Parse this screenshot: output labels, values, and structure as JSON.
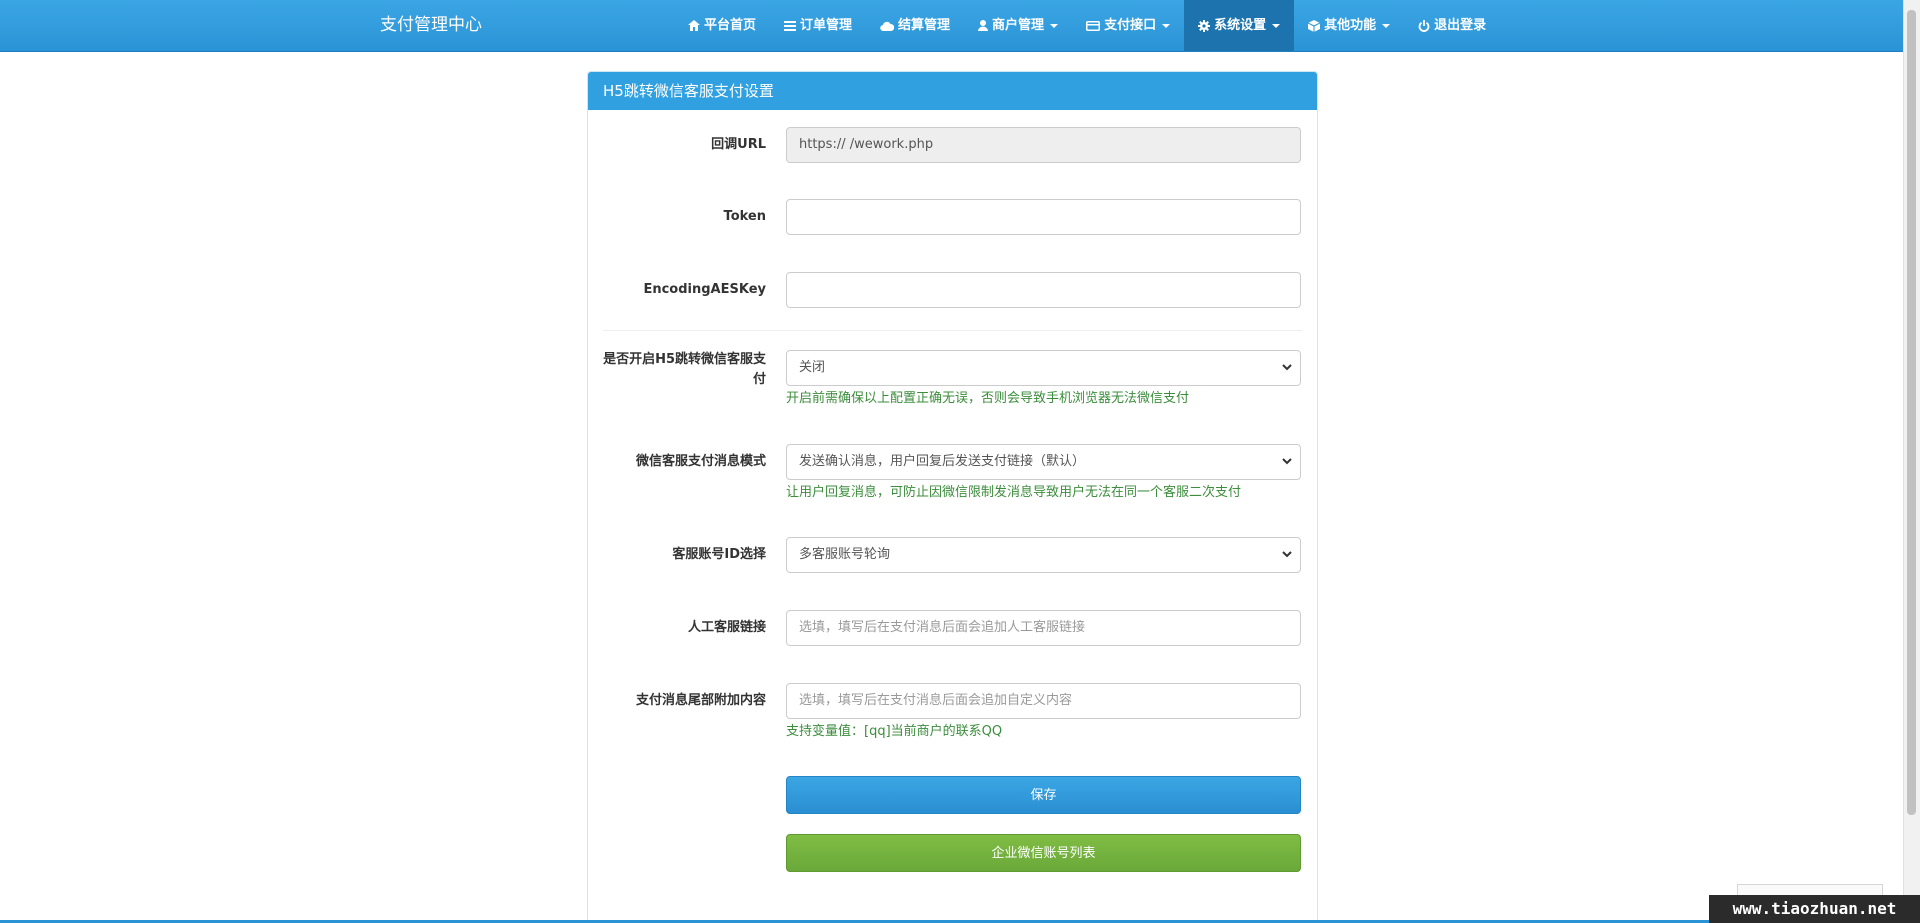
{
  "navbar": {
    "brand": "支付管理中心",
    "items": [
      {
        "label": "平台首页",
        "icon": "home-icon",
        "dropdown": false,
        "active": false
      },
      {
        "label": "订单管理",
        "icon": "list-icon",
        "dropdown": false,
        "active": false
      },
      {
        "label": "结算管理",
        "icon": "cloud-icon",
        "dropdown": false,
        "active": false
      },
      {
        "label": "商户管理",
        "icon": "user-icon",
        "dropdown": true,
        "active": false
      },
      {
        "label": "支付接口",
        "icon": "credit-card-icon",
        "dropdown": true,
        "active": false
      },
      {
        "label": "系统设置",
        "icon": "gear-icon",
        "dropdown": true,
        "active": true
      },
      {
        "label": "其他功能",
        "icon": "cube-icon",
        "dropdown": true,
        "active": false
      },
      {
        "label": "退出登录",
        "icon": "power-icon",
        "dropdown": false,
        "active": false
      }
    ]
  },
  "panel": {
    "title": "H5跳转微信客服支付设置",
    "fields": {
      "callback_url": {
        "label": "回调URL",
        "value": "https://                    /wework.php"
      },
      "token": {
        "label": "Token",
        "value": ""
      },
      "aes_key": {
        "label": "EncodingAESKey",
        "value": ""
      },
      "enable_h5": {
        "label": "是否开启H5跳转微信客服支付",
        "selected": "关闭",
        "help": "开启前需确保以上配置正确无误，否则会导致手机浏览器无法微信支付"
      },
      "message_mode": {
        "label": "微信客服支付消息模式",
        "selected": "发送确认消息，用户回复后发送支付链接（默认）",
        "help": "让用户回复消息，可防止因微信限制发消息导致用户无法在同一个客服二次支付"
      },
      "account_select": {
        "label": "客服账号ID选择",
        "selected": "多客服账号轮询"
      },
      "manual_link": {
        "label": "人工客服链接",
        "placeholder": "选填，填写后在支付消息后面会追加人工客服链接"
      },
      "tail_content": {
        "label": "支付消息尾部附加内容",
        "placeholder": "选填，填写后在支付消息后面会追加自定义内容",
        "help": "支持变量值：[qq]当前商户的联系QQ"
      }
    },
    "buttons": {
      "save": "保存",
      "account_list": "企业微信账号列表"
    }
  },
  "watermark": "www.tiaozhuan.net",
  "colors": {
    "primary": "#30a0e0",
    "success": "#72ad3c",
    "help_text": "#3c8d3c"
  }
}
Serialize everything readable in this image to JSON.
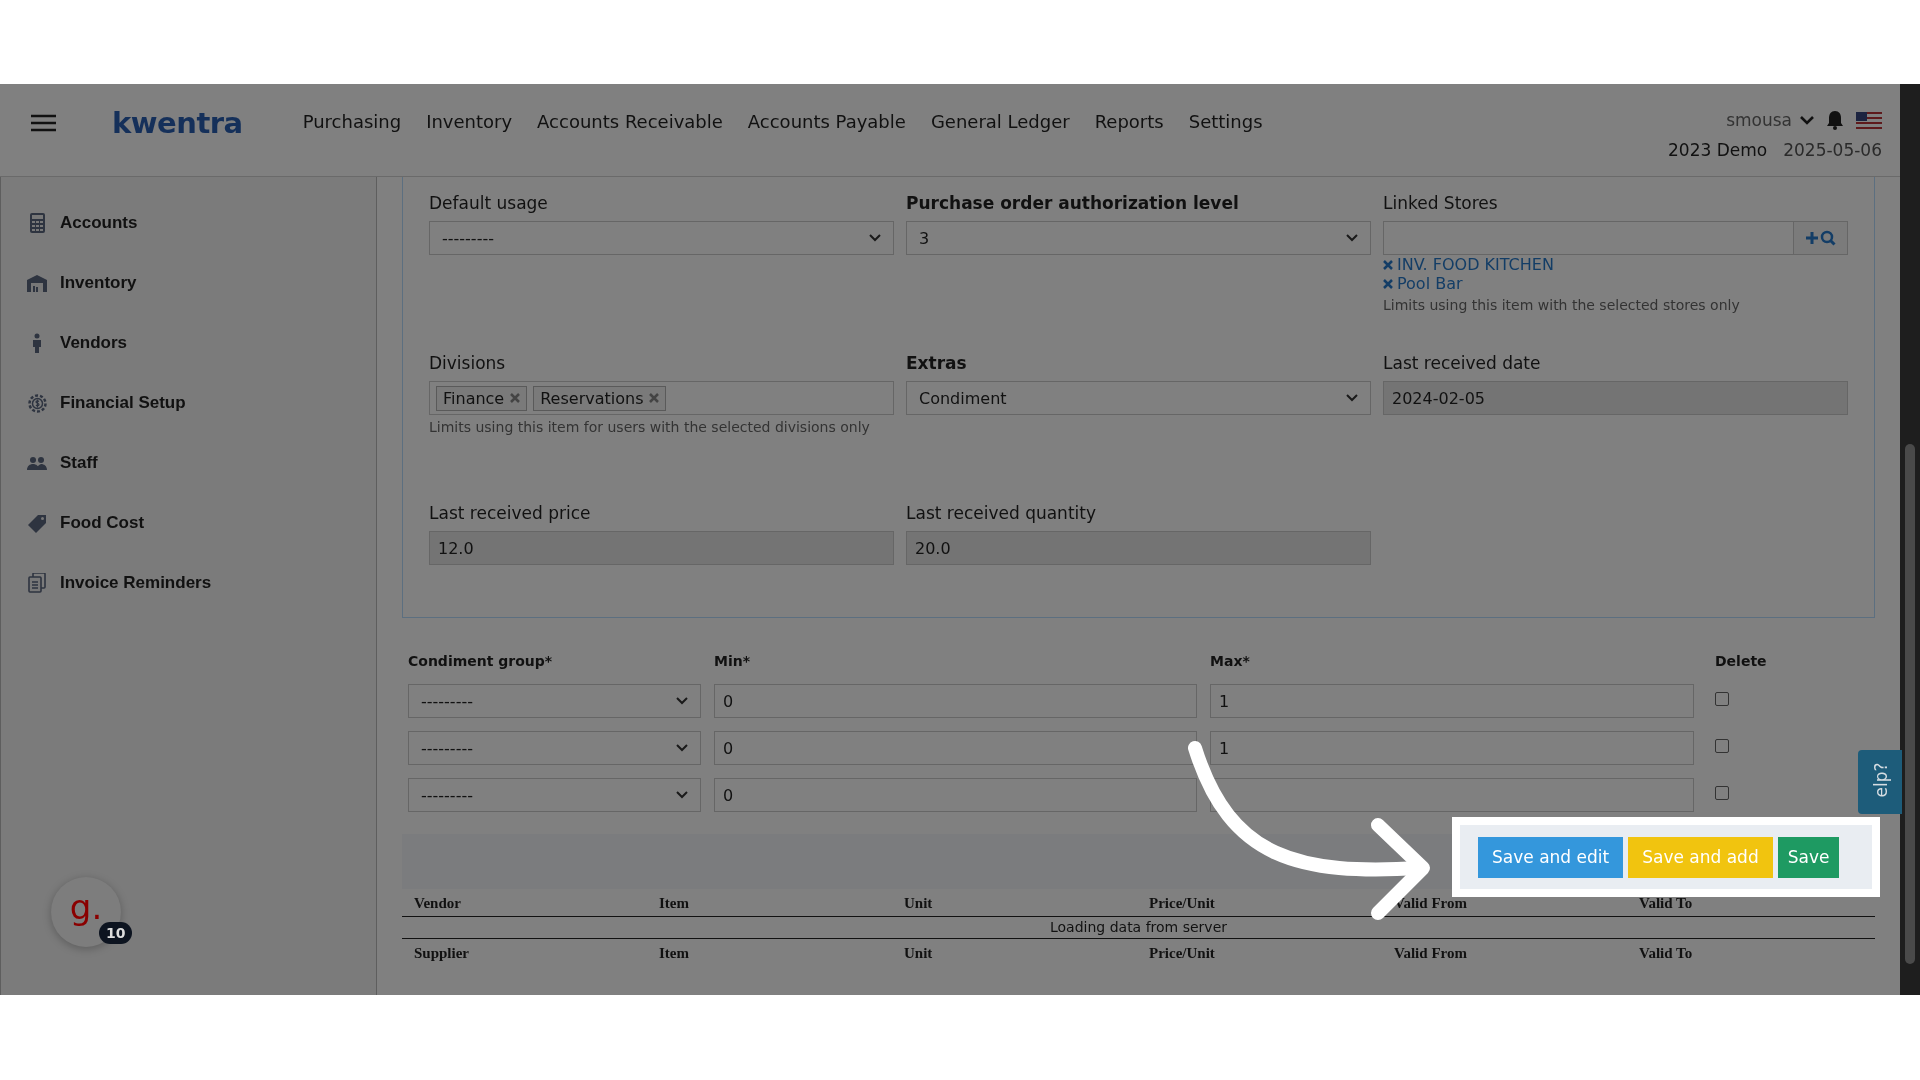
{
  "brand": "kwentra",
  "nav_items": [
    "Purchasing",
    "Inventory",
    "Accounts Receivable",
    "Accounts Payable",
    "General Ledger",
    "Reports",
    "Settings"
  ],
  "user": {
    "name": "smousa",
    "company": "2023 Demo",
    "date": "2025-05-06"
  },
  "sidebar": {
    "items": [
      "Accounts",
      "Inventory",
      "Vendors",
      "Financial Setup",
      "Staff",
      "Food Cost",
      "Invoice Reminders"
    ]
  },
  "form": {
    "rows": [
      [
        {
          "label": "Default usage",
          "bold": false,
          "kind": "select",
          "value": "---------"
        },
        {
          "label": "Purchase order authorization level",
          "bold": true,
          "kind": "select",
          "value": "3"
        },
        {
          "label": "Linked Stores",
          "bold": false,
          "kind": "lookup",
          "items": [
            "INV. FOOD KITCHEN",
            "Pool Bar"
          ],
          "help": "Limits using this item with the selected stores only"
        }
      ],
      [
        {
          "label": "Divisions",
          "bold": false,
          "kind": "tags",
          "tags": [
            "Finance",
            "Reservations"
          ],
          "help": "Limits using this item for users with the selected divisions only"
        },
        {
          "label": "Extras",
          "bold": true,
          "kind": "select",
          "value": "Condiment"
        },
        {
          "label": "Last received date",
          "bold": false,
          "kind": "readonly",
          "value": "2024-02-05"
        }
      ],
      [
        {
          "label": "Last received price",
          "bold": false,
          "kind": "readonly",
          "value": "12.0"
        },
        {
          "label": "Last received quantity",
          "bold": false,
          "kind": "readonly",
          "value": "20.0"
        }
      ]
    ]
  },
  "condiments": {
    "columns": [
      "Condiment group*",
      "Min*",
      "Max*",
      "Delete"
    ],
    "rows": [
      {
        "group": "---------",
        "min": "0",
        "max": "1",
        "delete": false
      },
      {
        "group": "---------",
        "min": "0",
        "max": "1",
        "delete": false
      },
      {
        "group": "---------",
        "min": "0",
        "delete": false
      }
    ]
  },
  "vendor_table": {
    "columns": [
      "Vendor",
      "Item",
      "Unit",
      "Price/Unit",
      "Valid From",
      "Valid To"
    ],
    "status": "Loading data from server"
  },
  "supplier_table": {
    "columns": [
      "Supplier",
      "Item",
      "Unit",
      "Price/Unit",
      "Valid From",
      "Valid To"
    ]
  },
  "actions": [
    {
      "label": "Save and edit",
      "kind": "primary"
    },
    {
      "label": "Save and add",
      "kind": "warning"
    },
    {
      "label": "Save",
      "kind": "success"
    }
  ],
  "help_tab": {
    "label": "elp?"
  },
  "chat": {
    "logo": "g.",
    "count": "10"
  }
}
################
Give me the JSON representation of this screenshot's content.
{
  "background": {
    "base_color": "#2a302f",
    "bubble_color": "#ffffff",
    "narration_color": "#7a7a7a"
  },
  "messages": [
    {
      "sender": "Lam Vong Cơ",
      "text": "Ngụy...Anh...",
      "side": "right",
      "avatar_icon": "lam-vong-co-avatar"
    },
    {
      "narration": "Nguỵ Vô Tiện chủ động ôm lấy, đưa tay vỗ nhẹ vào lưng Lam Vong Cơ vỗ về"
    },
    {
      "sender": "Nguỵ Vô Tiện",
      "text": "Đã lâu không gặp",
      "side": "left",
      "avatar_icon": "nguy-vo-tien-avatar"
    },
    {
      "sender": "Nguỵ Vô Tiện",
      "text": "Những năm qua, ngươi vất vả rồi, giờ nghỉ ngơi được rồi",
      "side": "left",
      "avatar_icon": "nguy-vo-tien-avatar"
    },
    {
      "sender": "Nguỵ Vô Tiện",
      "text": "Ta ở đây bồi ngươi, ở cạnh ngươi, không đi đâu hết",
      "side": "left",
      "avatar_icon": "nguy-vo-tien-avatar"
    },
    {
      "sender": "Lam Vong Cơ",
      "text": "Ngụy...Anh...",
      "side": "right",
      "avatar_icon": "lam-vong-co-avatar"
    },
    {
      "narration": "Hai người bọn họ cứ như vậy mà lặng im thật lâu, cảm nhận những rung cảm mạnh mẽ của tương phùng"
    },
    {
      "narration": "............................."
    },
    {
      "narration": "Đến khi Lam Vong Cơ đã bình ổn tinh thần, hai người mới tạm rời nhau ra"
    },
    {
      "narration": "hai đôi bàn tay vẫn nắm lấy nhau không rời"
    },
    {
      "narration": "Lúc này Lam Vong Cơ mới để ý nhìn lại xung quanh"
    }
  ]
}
################
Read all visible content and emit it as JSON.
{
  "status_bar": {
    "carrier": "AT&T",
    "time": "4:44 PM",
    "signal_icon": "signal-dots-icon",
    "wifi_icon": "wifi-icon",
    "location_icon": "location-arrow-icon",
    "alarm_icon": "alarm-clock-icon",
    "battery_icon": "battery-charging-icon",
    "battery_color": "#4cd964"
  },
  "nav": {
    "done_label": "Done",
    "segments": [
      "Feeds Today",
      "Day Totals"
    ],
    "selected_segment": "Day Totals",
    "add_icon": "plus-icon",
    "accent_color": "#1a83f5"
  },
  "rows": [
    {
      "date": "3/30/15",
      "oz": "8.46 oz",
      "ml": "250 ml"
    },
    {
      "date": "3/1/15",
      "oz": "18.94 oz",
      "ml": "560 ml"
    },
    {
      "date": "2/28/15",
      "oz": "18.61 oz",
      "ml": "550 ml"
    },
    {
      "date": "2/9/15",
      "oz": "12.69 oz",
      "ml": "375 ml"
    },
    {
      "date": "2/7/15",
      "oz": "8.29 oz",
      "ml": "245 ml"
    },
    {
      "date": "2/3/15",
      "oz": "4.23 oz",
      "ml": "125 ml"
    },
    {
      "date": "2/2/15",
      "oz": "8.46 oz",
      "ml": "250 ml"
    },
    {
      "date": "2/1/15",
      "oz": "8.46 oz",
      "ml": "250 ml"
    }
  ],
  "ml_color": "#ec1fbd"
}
################
[WHAT IS EXPECTED]
Filter the listing for the word "người" and copy every line that holds it.

[ANSWER TO THE PROBLEM]
      "narration": "Hai người bọn họ cứ như vậy mà lặng im thật lâu, cảm nhận những rung cảm mạnh mẽ của tương phùng"
      "narration": "Đến khi Lam Vong Cơ đã bình ổn tinh thần, hai người mới tạm rời nhau ra"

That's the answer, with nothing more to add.